▶ _GOAL_
In the data below, find every line that has the string "differentiation", and copy it.

[Rows from a figure dataset]
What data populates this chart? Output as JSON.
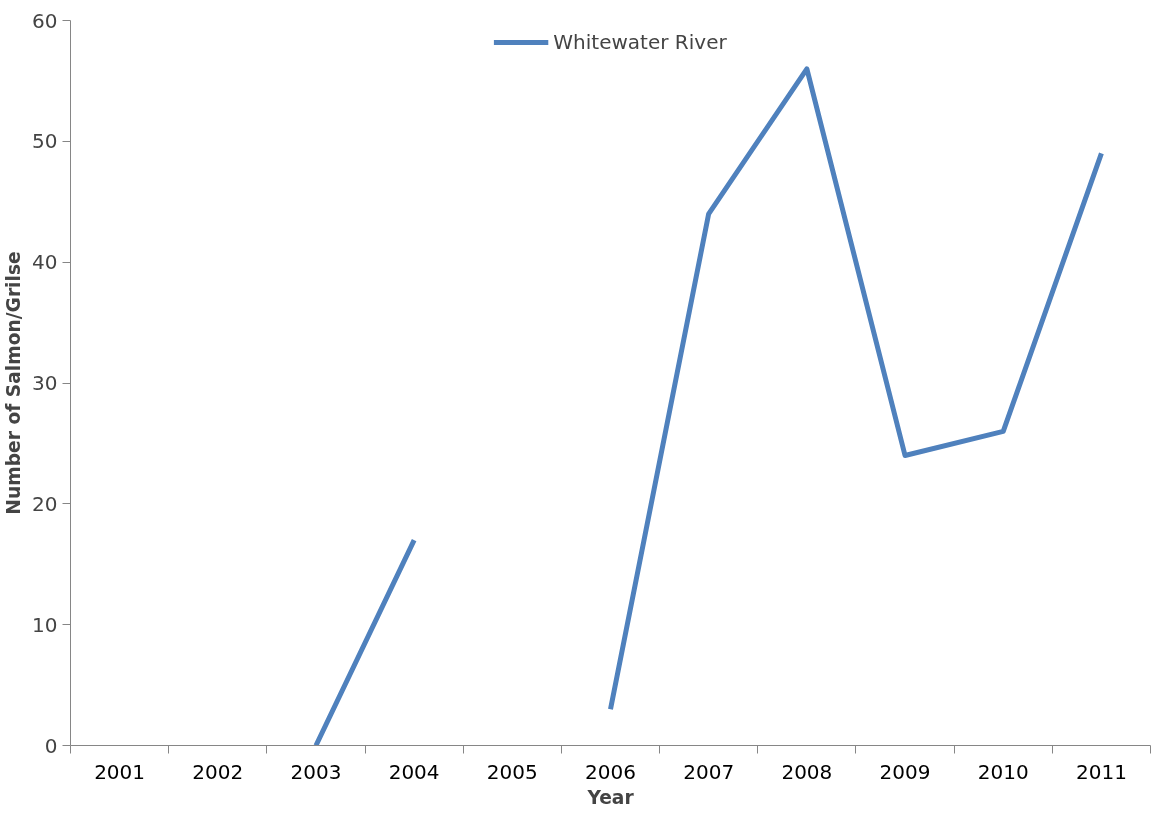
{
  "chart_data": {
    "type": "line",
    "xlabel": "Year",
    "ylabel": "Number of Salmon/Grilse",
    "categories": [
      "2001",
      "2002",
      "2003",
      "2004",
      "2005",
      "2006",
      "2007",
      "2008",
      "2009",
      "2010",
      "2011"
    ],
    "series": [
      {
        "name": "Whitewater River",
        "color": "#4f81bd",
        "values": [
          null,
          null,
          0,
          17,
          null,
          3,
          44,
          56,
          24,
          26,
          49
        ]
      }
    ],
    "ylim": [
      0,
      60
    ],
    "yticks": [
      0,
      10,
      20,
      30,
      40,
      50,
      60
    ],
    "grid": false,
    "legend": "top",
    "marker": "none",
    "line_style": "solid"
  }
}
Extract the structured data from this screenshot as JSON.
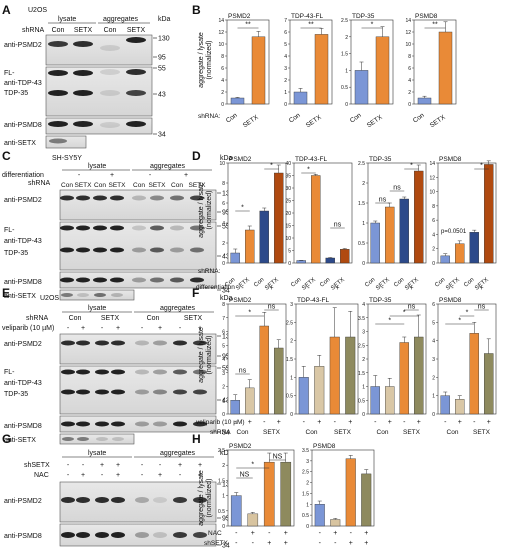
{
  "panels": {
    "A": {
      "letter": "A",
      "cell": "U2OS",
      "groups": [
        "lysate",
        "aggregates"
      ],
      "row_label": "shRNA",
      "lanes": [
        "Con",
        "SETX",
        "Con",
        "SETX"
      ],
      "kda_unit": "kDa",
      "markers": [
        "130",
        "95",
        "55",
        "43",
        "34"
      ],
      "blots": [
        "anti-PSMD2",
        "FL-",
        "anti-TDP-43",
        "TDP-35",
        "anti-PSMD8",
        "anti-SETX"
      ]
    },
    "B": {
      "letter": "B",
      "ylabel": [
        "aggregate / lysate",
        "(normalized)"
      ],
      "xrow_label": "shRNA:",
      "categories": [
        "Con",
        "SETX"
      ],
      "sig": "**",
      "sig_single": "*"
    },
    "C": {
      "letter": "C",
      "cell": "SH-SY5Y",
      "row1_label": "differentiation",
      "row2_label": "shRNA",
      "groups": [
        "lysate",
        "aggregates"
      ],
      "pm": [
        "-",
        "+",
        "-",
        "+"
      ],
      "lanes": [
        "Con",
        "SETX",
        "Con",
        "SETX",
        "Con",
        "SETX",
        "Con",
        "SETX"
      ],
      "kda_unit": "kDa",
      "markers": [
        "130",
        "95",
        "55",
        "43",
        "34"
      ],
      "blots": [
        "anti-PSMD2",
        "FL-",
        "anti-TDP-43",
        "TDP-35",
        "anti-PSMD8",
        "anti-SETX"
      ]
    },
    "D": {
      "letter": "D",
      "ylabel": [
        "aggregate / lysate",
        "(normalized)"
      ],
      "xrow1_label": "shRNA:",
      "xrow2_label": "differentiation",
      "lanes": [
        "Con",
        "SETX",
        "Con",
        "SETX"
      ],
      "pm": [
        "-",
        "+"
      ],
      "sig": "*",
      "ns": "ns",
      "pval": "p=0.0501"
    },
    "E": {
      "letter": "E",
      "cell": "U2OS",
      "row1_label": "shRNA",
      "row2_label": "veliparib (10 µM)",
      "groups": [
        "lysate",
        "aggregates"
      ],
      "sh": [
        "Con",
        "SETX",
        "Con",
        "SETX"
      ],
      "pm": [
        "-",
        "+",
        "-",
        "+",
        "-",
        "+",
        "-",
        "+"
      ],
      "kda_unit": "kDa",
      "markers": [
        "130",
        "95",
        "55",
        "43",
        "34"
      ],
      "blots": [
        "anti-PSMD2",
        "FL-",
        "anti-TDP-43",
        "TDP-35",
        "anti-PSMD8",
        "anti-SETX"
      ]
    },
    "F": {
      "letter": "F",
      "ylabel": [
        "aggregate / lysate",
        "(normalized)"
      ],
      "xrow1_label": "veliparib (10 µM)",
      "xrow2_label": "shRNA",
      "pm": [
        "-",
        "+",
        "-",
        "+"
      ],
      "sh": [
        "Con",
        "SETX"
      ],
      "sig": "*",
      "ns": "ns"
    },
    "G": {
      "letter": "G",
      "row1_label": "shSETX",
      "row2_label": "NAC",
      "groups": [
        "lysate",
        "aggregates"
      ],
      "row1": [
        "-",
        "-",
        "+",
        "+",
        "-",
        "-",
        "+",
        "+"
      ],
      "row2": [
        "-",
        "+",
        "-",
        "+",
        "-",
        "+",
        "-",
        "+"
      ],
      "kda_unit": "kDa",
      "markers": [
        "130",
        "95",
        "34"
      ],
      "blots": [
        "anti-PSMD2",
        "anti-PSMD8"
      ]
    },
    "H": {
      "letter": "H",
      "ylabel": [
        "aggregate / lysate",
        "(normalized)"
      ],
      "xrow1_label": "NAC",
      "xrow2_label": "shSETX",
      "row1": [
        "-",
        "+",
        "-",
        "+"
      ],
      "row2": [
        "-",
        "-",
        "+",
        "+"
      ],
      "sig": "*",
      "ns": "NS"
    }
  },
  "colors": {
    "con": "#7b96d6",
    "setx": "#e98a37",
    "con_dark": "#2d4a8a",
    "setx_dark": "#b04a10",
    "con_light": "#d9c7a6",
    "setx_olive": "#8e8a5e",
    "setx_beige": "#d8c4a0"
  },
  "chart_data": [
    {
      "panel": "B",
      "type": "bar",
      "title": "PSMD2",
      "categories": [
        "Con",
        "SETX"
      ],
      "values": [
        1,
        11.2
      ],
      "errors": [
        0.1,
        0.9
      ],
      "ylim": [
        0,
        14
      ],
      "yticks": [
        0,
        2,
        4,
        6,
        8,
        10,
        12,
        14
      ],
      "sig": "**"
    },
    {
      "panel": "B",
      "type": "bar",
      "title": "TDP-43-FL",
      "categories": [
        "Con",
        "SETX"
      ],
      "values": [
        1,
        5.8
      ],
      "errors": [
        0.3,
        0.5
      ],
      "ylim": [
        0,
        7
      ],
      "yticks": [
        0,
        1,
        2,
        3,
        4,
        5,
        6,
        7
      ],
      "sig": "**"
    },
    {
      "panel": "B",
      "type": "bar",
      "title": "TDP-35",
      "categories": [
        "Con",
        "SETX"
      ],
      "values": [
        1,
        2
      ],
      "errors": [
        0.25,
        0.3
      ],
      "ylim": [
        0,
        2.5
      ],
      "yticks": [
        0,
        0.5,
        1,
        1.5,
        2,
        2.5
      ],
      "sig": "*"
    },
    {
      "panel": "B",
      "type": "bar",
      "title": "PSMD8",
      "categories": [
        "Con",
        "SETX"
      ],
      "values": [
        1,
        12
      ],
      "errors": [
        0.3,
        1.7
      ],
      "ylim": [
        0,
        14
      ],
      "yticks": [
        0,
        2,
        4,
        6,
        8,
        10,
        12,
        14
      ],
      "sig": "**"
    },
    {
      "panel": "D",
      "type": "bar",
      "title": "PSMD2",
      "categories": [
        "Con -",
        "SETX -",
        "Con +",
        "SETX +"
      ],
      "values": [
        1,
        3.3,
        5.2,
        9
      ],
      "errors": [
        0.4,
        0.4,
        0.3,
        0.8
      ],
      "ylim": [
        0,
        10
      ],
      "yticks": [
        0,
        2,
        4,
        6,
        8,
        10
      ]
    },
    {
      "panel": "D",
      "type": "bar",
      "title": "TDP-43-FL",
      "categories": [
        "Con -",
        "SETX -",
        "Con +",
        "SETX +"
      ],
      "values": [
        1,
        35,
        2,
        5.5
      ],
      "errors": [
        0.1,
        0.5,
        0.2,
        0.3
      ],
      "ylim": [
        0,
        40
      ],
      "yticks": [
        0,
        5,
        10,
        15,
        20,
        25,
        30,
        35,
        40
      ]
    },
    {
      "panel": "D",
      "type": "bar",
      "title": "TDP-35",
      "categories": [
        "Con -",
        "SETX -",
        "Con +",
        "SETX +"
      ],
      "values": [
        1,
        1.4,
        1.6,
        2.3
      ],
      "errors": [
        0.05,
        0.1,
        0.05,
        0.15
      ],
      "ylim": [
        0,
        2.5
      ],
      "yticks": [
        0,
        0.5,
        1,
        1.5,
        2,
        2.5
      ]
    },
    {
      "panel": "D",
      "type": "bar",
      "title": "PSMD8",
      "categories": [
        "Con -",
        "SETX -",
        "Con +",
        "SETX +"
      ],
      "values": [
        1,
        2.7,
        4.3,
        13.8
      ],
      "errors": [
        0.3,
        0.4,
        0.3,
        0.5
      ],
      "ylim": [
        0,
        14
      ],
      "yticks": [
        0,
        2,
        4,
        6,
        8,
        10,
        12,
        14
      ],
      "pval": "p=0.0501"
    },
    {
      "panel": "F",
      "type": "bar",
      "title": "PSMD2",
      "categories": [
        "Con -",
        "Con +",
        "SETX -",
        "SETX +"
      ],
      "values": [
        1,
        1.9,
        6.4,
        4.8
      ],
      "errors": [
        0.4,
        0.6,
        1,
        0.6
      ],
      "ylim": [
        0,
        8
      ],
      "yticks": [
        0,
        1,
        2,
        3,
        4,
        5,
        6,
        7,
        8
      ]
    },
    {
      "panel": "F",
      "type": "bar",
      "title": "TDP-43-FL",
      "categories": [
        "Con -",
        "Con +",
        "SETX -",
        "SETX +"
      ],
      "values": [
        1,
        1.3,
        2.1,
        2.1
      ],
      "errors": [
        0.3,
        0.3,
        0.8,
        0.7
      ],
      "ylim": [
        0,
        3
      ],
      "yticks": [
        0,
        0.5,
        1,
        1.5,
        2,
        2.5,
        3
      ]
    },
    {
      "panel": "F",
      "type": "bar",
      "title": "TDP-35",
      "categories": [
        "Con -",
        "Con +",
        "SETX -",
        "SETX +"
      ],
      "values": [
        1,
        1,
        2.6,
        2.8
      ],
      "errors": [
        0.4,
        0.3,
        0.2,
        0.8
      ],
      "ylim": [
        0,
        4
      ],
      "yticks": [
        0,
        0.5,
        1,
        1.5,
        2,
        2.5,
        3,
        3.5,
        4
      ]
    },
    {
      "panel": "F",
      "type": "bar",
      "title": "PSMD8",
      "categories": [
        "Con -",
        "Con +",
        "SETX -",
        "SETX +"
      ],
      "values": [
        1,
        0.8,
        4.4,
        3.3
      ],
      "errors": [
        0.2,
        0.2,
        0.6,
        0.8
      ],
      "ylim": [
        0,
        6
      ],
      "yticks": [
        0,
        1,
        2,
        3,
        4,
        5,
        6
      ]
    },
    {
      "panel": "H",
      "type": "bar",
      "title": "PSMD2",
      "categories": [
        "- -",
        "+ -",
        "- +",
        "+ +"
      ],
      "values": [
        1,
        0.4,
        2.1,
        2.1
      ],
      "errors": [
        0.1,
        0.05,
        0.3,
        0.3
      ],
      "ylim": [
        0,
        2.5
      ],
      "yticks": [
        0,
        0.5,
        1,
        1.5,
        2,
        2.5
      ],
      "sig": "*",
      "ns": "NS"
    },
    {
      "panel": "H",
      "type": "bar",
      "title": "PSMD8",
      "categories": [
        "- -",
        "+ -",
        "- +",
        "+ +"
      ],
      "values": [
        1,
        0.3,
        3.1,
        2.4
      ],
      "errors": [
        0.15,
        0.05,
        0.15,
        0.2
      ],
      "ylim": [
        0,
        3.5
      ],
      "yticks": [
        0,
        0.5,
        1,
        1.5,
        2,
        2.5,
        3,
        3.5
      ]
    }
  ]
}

▶ _FINAL RESULT_
      "row1_label": "differentiation",
      "xrow2_label": "differentiation",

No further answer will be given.